Your objective:
Below are the records. List every line holding the word "text".

Records provided:
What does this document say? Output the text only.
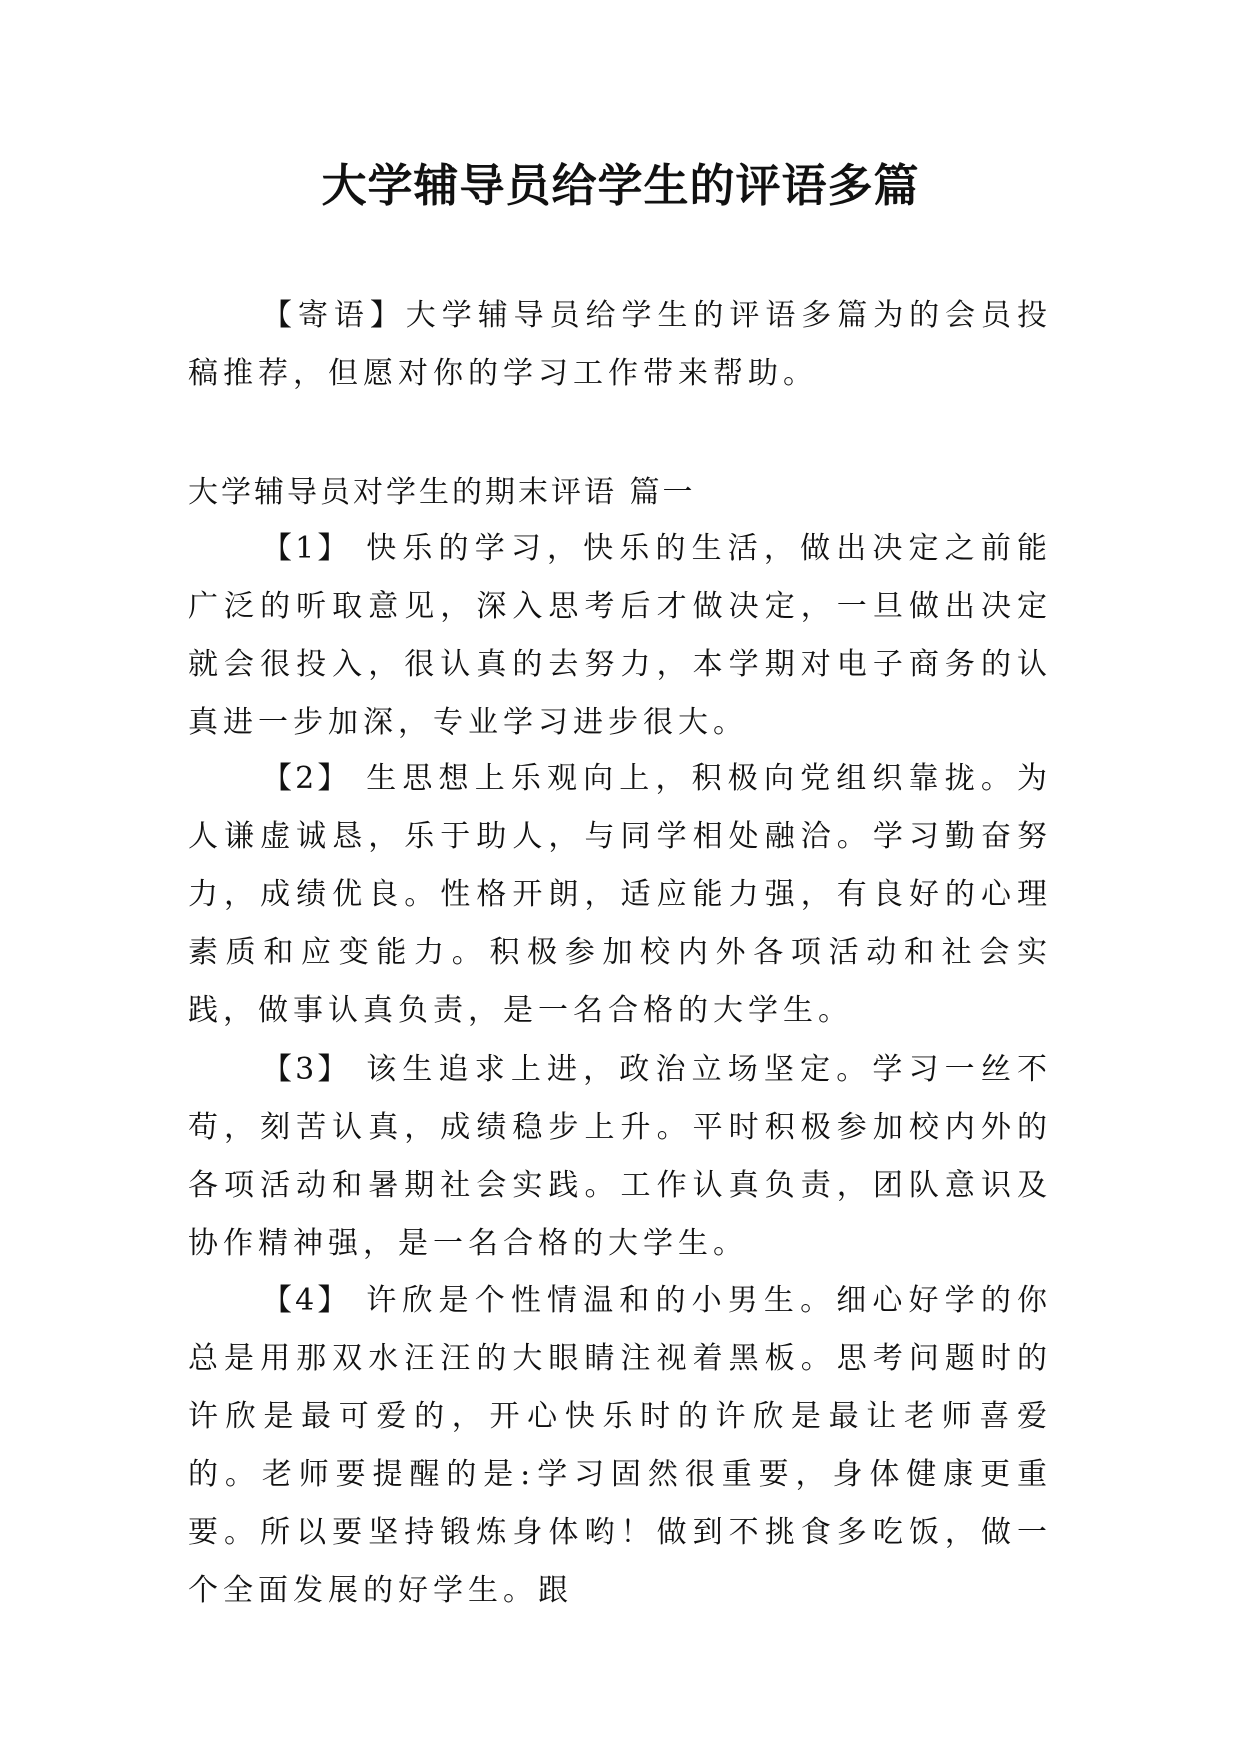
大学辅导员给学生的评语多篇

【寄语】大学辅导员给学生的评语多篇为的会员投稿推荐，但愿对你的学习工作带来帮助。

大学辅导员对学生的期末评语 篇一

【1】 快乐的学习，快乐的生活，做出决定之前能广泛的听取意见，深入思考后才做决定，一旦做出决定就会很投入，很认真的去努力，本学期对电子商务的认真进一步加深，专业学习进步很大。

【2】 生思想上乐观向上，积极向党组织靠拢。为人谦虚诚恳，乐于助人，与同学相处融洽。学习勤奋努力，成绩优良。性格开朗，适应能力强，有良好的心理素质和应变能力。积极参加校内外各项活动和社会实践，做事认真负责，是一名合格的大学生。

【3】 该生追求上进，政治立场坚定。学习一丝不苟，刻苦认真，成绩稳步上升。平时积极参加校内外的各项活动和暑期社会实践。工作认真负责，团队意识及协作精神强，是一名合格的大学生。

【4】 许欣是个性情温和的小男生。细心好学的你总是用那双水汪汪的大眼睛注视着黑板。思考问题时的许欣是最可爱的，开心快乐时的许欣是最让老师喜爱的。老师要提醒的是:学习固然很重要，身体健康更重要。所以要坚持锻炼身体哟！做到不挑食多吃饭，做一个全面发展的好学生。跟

--

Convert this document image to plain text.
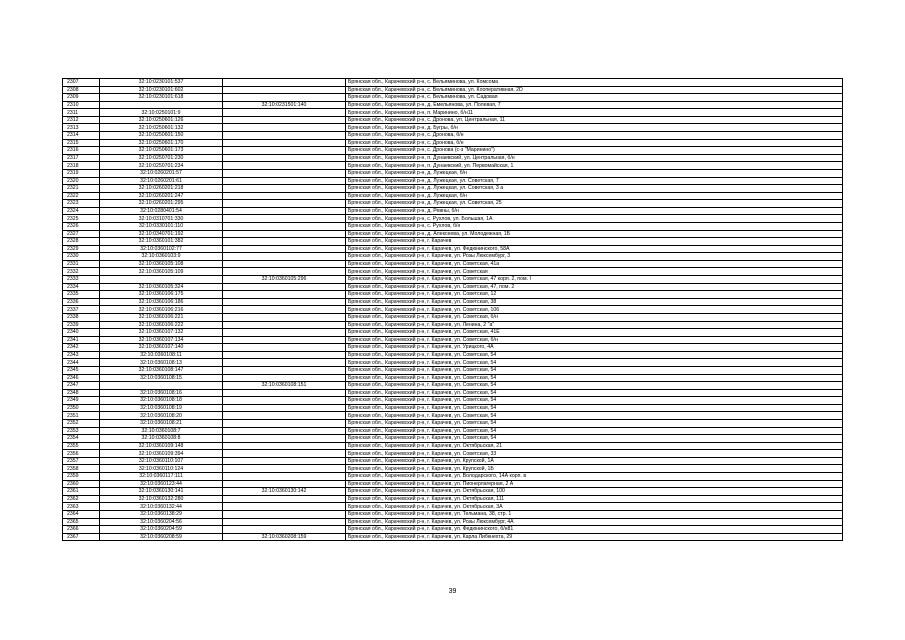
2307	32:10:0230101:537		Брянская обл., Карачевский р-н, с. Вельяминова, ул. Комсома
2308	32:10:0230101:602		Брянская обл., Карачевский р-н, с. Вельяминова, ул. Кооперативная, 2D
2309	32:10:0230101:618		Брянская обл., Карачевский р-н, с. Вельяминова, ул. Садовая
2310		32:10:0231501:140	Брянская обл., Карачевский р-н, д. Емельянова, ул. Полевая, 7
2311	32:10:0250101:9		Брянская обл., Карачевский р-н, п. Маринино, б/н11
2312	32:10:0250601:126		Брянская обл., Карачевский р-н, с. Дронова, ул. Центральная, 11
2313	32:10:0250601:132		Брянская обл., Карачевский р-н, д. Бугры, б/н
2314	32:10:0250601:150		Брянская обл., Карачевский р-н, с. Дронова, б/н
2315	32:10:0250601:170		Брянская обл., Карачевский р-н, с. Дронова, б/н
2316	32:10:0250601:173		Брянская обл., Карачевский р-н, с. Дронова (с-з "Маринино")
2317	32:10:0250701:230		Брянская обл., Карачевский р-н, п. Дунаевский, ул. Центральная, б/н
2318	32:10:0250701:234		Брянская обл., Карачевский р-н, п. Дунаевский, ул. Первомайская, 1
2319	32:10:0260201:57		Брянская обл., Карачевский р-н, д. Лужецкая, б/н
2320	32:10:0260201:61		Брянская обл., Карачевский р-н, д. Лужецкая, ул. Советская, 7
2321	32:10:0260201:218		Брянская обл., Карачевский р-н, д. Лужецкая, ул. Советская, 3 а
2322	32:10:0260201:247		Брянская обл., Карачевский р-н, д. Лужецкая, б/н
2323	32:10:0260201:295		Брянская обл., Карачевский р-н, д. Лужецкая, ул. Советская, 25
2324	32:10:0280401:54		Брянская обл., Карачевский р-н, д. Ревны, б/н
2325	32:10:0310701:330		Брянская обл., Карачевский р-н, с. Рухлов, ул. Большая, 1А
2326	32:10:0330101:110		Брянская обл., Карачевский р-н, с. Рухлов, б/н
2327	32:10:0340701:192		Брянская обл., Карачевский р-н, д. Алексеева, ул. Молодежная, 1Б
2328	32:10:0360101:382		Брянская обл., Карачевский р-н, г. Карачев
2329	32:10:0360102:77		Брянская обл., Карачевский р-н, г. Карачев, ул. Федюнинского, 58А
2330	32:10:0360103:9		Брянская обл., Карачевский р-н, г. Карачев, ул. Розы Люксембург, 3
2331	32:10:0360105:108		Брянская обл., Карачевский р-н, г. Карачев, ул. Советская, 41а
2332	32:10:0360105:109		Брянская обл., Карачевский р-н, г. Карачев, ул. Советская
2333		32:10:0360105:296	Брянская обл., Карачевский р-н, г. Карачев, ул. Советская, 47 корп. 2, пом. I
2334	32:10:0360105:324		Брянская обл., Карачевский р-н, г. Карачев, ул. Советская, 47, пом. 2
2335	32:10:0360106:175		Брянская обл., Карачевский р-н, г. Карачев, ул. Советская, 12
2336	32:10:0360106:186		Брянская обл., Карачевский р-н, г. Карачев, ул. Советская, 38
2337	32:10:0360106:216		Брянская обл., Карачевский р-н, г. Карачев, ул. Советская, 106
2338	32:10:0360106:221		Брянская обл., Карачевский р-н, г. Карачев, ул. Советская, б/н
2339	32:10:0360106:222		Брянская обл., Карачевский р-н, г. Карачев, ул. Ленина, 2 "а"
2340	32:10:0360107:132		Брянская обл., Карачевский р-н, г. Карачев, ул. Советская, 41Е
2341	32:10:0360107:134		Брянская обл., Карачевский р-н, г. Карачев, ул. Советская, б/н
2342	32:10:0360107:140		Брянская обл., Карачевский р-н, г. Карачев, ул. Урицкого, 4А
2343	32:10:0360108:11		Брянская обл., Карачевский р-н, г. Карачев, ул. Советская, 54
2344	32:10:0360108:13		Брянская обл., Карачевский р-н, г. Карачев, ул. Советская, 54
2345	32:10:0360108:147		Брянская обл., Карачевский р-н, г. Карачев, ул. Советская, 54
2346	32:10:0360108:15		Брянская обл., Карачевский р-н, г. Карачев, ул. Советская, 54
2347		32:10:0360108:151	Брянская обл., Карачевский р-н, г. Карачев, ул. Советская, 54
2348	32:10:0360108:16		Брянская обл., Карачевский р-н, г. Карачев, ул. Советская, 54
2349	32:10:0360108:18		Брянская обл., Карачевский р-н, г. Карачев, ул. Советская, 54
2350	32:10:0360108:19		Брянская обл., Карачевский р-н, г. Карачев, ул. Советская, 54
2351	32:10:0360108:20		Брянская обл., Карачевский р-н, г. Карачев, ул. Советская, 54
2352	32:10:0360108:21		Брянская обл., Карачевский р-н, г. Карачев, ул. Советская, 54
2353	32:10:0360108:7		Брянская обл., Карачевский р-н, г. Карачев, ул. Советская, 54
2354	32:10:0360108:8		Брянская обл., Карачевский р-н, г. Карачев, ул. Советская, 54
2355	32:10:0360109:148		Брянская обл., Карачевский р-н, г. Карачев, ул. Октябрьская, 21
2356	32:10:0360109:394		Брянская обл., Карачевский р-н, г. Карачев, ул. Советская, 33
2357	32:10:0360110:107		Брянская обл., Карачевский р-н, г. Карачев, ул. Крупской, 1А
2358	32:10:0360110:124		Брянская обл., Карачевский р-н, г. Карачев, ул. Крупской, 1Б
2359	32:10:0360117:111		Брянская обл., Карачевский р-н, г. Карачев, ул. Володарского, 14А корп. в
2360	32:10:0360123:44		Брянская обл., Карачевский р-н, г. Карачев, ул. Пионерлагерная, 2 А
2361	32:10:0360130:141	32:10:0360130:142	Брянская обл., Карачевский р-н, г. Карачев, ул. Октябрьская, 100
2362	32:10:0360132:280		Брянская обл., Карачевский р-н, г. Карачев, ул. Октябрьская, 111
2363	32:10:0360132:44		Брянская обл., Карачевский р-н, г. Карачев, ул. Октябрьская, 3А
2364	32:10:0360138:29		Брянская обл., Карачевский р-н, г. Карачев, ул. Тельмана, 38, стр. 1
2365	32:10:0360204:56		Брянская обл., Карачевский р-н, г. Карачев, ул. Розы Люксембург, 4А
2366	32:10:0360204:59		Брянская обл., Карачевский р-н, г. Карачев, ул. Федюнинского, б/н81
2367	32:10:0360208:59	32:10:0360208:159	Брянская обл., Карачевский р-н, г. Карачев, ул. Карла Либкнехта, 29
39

Exercise output:
What does this document say? Output the text only.
Convert this document image to plain text.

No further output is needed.